§ PROBLEM
Please retype the records below exactly, leaving out any pictures.

§ RECORD SET
# # # #

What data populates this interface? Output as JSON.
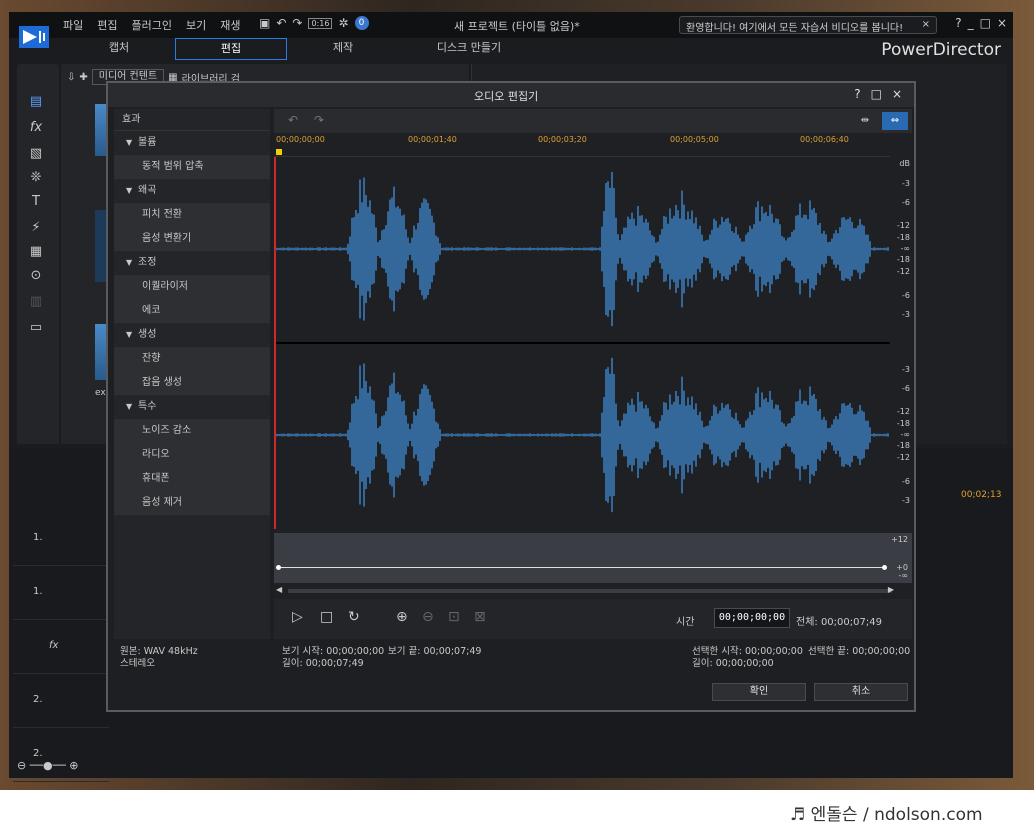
{
  "app": {
    "menu": [
      "파일",
      "편집",
      "플러그인",
      "보기",
      "재생"
    ],
    "duration_badge": "0:16",
    "doc_title": "새 프로젝트 (타이틀 없음)*",
    "welcome_text": "환영합니다! 여기에서 모든 자습서 비디오를 봅니다!",
    "mode_tabs": [
      "캡처",
      "편집",
      "제작",
      "디스크 만들기"
    ],
    "active_tab": "편집",
    "brand": "PowerDirector",
    "media_dropdown": "미디어 컨텐트",
    "library_label": "라이브러리 검",
    "thumb_caption": "extre",
    "timeline_tc": "00;02;13",
    "tracks": [
      "1.",
      "1.",
      "",
      "2.",
      "2."
    ]
  },
  "dialog": {
    "title": "오디오 편집기",
    "effects_header": "효과",
    "categories": [
      {
        "label": "볼륨",
        "items": [
          "동적 범위 압축"
        ]
      },
      {
        "label": "왜곡",
        "items": [
          "피치 전환",
          "음성 변환기"
        ]
      },
      {
        "label": "조정",
        "items": [
          "이퀄라이저",
          "에코"
        ]
      },
      {
        "label": "생성",
        "items": [
          "잔향",
          "잡음 생성"
        ]
      },
      {
        "label": "특수",
        "items": [
          "노이즈 감소",
          "라디오",
          "휴대폰",
          "음성 제거"
        ]
      }
    ],
    "ruler_ticks": [
      "00;00;00;00",
      "00;00;01;40",
      "00;00;03;20",
      "00;00;05;00",
      "00;00;06;40"
    ],
    "db_label": "dB",
    "db_top": [
      "-3",
      "-6",
      "-12",
      "-18",
      "-∞",
      "-18",
      "-12",
      "-6",
      "-3"
    ],
    "db_bottom": [
      "-3",
      "-6",
      "-12",
      "-18",
      "-∞",
      "-18",
      "-12",
      "-6",
      "-3"
    ],
    "env_top": "+12",
    "env_zero": "+0",
    "env_bottom": "-∞",
    "time_label": "시간",
    "time_value": "00;00;00;00",
    "total": "전체: 00;00;07;49",
    "source": "원본: WAV 48kHz",
    "channels": "스테레오",
    "view_start": "보기 시작: 00;00;00;00",
    "view_end": "보기 끝: 00;00;07;49",
    "length": "길이: 00;00;07;49",
    "sel_start": "선택한 시작: 00;00;00;00",
    "sel_end": "선택한 끝: 00;00;00;00",
    "sel_length": "길이: 00;00;00;00",
    "confirm": "확인",
    "cancel": "취소"
  },
  "footer": "♬ 엔돌슨 / ndolson.com",
  "colors": {
    "accent": "#2a7de1",
    "wave": "#3a7ab8",
    "playhead": "#cc2a2a",
    "marker": "#f0d000"
  }
}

# # # #

§ RESPONSE TO THIS EXERCISE
What data populates this interface? Output as JSON.
{
  "app": {
    "menu": [
      "파일",
      "편집",
      "플러그인",
      "보기",
      "재생"
    ],
    "duration_badge": "0:16",
    "doc_title": "새 프로젝트 (타이틀 없음)*",
    "welcome_text": "환영합니다! 여기에서 모든 자습서 비디오를 봅니다!",
    "mode_tabs": [
      "캡처",
      "편집",
      "제작",
      "디스크 만들기"
    ],
    "active_tab": "편집",
    "brand": "PowerDirector",
    "media_dropdown": "미디어 컨텐트",
    "library_label": "라이브러리 검",
    "thumb_caption": "extre",
    "timeline_tc": "00;02;13",
    "tracks": [
      "1.",
      "1.",
      "",
      "2.",
      "2."
    ]
  },
  "dialog": {
    "title": "오디오 편집기",
    "effects_header": "효과",
    "categories": [
      {
        "label": "볼륨",
        "items": [
          "동적 범위 압축"
        ]
      },
      {
        "label": "왜곡",
        "items": [
          "피치 전환",
          "음성 변환기"
        ]
      },
      {
        "label": "조정",
        "items": [
          "이퀄라이저",
          "에코"
        ]
      },
      {
        "label": "생성",
        "items": [
          "잔향",
          "잡음 생성"
        ]
      },
      {
        "label": "특수",
        "items": [
          "노이즈 감소",
          "라디오",
          "휴대폰",
          "음성 제거"
        ]
      }
    ],
    "ruler_ticks": [
      "00;00;00;00",
      "00;00;01;40",
      "00;00;03;20",
      "00;00;05;00",
      "00;00;06;40"
    ],
    "db_label": "dB",
    "db_top": [
      "-3",
      "-6",
      "-12",
      "-18",
      "-∞",
      "-18",
      "-12",
      "-6",
      "-3"
    ],
    "db_bottom": [
      "-3",
      "-6",
      "-12",
      "-18",
      "-∞",
      "-18",
      "-12",
      "-6",
      "-3"
    ],
    "env_top": "+12",
    "env_zero": "+0",
    "env_bottom": "-∞",
    "time_label": "시간",
    "time_value": "00;00;00;00",
    "total": "전체: 00;00;07;49",
    "source": "원본: WAV 48kHz",
    "channels": "스테레오",
    "view_start": "보기 시작: 00;00;00;00",
    "view_end": "보기 끝: 00;00;07;49",
    "length": "길이: 00;00;07;49",
    "sel_start": "선택한 시작: 00;00;00;00",
    "sel_end": "선택한 끝: 00;00;00;00",
    "sel_length": "길이: 00;00;00;00",
    "confirm": "확인",
    "cancel": "취소"
  },
  "footer": "♬ 엔돌슨 / ndolson.com",
  "colors": {
    "accent": "#2a7de1",
    "wave": "#3a7ab8",
    "playhead": "#cc2a2a",
    "marker": "#f0d000"
  }
}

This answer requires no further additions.